Start Given entries

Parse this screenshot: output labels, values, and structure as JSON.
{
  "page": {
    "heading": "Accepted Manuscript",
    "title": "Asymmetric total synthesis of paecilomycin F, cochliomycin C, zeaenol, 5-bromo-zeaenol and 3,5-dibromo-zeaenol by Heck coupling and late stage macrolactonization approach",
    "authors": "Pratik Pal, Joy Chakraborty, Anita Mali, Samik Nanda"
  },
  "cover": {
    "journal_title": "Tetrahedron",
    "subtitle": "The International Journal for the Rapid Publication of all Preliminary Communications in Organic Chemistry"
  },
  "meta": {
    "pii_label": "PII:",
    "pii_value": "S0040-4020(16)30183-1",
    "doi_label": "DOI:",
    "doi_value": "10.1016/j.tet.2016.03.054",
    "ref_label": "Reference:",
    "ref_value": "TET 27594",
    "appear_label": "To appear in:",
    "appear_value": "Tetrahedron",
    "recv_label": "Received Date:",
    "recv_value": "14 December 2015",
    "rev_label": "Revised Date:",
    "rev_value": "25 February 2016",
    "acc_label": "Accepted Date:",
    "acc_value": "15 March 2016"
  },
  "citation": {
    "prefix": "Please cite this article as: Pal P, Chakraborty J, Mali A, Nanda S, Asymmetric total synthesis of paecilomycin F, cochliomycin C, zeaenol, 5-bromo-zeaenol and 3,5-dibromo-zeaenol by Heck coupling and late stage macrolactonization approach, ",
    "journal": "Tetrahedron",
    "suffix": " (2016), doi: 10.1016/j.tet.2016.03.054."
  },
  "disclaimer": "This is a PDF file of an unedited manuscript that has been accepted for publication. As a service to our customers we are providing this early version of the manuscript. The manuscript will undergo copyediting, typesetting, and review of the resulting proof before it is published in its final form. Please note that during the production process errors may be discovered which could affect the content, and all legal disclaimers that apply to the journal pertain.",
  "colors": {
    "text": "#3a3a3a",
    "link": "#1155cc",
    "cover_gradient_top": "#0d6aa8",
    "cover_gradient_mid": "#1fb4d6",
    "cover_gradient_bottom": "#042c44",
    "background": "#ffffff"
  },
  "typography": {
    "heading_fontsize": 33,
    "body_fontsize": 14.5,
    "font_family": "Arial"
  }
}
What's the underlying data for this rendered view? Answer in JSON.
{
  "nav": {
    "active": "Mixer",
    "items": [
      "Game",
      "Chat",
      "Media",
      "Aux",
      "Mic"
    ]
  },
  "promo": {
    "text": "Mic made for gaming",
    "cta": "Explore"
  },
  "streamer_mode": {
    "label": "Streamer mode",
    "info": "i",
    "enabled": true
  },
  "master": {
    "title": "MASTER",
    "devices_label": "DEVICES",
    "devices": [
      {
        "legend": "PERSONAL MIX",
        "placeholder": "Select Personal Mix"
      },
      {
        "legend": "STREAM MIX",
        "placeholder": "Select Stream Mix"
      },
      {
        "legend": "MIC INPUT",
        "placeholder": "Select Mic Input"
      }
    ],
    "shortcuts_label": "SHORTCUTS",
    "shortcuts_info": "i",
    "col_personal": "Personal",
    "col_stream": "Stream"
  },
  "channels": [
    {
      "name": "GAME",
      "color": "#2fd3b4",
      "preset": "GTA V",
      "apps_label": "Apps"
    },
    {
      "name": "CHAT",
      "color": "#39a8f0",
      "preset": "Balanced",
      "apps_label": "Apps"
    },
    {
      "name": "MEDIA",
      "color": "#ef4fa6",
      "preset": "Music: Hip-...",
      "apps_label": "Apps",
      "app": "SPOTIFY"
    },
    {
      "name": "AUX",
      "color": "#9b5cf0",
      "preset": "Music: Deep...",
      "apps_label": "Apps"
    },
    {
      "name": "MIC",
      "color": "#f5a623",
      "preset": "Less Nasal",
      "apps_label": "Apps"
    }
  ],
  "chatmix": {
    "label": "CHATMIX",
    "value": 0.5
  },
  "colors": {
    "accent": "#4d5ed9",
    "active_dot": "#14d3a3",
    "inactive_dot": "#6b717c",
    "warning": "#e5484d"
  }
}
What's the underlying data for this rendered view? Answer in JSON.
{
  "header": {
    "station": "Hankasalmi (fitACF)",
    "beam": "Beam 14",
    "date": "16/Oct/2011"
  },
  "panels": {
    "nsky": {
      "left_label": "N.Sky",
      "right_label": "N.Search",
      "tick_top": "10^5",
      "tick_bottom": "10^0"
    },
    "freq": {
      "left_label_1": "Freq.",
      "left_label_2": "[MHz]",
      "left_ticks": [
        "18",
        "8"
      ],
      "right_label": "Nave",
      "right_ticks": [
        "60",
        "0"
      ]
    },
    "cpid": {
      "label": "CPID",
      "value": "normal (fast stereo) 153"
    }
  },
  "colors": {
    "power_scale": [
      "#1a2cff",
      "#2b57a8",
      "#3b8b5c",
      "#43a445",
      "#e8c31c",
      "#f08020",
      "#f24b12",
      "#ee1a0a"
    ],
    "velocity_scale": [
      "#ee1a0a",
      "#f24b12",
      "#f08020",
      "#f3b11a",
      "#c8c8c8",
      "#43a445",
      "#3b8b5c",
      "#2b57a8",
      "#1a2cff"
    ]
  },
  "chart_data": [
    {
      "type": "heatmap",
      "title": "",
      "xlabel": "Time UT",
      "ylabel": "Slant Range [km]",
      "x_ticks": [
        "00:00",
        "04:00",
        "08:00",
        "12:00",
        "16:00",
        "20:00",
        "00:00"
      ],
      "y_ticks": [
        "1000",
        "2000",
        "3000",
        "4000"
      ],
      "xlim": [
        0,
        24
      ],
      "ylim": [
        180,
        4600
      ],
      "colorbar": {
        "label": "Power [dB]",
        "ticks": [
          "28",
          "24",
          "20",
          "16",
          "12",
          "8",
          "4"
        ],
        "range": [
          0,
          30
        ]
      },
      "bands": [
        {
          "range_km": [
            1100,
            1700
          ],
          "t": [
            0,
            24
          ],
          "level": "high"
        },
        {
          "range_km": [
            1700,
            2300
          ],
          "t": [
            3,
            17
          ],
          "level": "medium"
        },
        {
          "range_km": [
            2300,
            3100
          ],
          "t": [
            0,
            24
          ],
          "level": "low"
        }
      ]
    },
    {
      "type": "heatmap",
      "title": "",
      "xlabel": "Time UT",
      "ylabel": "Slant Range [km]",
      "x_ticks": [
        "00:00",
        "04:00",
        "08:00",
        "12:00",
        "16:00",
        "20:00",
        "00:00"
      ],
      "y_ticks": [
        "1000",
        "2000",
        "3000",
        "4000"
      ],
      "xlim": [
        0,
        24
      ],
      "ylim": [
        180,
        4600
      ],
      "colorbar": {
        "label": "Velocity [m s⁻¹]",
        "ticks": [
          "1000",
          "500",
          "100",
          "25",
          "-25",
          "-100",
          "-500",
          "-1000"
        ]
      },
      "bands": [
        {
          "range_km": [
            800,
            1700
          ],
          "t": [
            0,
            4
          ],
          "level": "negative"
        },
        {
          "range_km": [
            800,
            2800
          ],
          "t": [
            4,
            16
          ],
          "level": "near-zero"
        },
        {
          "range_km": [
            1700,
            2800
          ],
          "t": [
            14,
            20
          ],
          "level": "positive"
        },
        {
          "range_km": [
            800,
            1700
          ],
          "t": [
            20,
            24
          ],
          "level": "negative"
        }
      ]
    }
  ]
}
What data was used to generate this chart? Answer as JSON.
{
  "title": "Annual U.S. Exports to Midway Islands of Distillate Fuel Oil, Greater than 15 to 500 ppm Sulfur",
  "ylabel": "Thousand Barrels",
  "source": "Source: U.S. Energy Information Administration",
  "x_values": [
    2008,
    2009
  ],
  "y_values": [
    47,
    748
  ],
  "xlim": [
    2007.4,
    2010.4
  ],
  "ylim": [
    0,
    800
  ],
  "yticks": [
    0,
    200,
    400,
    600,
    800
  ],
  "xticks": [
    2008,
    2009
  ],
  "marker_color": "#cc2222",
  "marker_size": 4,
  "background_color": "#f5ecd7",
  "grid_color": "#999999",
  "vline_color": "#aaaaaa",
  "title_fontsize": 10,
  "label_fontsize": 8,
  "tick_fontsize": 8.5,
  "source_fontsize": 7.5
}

End Given entries

All lines from the line containing "What data was" through the end of the listing above are to be duplicated exactly; include both ends and nothing further.

**Written answer:**
What data was used to generate this chart? Answer as JSON.
{
  "title": "Annual U.S. Exports to Midway Islands of Distillate Fuel Oil, Greater than 15 to 500 ppm Sulfur",
  "ylabel": "Thousand Barrels",
  "source": "Source: U.S. Energy Information Administration",
  "x_values": [
    2008,
    2009
  ],
  "y_values": [
    47,
    748
  ],
  "xlim": [
    2007.4,
    2010.4
  ],
  "ylim": [
    0,
    800
  ],
  "yticks": [
    0,
    200,
    400,
    600,
    800
  ],
  "xticks": [
    2008,
    2009
  ],
  "marker_color": "#cc2222",
  "marker_size": 4,
  "background_color": "#f5ecd7",
  "grid_color": "#999999",
  "vline_color": "#aaaaaa",
  "title_fontsize": 10,
  "label_fontsize": 8,
  "tick_fontsize": 8.5,
  "source_fontsize": 7.5
}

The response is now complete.